| Short problem |
Turn the items, from their first line through the line containing "- colorbar-tick-label: 0.1: [915, 340, 944, 362]", into a JSON list of strings with one string per line, leaving out any blank lines.

### Data excerpts ###

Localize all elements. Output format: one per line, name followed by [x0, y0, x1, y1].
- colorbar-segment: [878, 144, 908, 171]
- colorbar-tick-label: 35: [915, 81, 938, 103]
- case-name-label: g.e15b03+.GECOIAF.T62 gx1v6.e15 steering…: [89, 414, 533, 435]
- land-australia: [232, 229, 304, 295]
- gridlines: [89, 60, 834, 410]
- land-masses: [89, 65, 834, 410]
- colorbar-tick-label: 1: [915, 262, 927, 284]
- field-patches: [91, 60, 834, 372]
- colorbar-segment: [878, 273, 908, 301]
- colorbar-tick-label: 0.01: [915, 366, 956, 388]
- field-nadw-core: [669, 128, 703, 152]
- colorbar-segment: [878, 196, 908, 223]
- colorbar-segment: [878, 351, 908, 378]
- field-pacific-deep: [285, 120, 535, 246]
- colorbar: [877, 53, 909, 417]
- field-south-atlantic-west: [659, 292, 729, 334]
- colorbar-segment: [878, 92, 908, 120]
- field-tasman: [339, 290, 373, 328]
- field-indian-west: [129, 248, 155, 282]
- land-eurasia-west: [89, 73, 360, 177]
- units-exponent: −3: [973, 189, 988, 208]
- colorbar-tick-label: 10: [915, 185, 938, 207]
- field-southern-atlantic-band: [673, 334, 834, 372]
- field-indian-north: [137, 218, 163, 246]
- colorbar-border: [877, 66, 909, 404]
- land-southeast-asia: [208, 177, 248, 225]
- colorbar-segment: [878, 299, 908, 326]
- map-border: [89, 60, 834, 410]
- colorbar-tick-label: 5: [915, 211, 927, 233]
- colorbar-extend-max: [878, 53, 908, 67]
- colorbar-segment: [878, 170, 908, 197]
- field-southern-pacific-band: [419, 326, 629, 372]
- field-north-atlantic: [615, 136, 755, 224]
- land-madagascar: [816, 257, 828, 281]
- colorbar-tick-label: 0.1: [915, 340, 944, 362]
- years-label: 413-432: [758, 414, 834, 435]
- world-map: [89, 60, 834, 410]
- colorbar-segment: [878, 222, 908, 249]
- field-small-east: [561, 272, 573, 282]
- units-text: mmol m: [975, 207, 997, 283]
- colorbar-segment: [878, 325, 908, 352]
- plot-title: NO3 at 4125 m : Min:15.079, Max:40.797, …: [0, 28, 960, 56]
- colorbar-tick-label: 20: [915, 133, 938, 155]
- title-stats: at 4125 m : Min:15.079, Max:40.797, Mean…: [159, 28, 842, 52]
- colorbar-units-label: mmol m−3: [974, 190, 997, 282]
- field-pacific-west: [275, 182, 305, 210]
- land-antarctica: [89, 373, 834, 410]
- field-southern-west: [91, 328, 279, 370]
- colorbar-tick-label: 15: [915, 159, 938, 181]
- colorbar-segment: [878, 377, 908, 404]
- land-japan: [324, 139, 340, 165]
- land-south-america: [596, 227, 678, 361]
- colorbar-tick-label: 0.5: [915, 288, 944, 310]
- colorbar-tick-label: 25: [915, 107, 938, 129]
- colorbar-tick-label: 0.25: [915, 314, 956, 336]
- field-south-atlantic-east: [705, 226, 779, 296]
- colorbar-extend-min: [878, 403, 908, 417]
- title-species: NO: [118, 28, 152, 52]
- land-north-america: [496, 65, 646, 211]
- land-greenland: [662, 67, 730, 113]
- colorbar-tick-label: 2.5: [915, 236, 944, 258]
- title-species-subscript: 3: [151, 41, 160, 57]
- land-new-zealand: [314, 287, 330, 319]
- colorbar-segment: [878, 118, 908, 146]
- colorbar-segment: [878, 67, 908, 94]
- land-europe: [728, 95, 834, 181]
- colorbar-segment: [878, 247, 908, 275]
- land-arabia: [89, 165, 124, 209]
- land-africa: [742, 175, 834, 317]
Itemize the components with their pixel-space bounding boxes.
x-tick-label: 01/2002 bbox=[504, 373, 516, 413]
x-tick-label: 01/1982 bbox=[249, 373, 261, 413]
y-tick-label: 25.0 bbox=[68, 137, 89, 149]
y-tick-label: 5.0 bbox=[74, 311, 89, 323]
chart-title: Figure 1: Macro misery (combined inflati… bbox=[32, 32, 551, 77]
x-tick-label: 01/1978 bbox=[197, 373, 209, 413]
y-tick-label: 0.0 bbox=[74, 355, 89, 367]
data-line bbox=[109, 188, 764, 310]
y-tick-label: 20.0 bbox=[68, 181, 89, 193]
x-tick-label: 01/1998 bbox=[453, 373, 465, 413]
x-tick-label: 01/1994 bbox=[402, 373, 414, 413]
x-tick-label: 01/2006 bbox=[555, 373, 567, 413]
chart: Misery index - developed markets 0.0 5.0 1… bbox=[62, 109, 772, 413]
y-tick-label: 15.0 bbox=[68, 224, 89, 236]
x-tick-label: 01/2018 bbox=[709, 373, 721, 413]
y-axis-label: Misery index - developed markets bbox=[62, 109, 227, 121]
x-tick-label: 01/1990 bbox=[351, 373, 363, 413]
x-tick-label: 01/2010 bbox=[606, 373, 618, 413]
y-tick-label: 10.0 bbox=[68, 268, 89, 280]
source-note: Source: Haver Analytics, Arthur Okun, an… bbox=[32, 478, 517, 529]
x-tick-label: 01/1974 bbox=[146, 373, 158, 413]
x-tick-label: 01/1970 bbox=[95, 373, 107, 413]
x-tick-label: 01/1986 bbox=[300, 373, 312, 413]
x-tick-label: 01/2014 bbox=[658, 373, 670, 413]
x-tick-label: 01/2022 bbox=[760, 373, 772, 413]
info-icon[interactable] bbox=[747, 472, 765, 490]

###

| Completed task |
[
  "Localize all elements. Output format: one per line, name followed by [x0, y0, x1, y1].",
  "- colorbar-segment: [878, 144, 908, 171]",
  "- colorbar-tick-label: 35: [915, 81, 938, 103]",
  "- case-name-label: g.e15b03+.GECOIAF.T62 gx1v6.e15 steering…: [89, 414, 533, 435]",
  "- land-australia: [232, 229, 304, 295]",
  "- gridlines: [89, 60, 834, 410]",
  "- land-masses: [89, 65, 834, 410]",
  "- colorbar-tick-label: 1: [915, 262, 927, 284]",
  "- field-patches: [91, 60, 834, 372]",
  "- colorbar-segment: [878, 273, 908, 301]",
  "- colorbar-tick-label: 0.01: [915, 366, 956, 388]",
  "- field-nadw-core: [669, 128, 703, 152]",
  "- colorbar-segment: [878, 196, 908, 223]",
  "- colorbar-segment: [878, 351, 908, 378]",
  "- field-pacific-deep: [285, 120, 535, 246]",
  "- colorbar: [877, 53, 909, 417]",
  "- field-south-atlantic-west: [659, 292, 729, 334]",
  "- colorbar-segment: [878, 92, 908, 120]",
  "- field-tasman: [339, 290, 373, 328]",
  "- field-indian-west: [129, 248, 155, 282]",
  "- land-eurasia-west: [89, 73, 360, 177]",
  "- units-exponent: −3: [973, 189, 988, 208]",
  "- colorbar-tick-label: 10: [915, 185, 938, 207]",
  "- field-southern-atlantic-band: [673, 334, 834, 372]",
  "- field-indian-north: [137, 218, 163, 246]",
  "- colorbar-border: [877, 66, 909, 404]",
  "- land-southeast-asia: [208, 177, 248, 225]",
  "- colorbar-segment: [878, 299, 908, 326]",
  "- map-border: [89, 60, 834, 410]",
  "- colorbar-tick-label: 5: [915, 211, 927, 233]",
  "- colorbar-extend-max: [878, 53, 908, 67]",
  "- colorbar-segment: [878, 170, 908, 197]",
  "- field-southern-pacific-band: [419, 326, 629, 372]",
  "- field-north-atlantic: [615, 136, 755, 224]",
  "- land-madagascar: [816, 257, 828, 281]",
  "- colorbar-tick-label: 0.1: [915, 340, 944, 362]"
]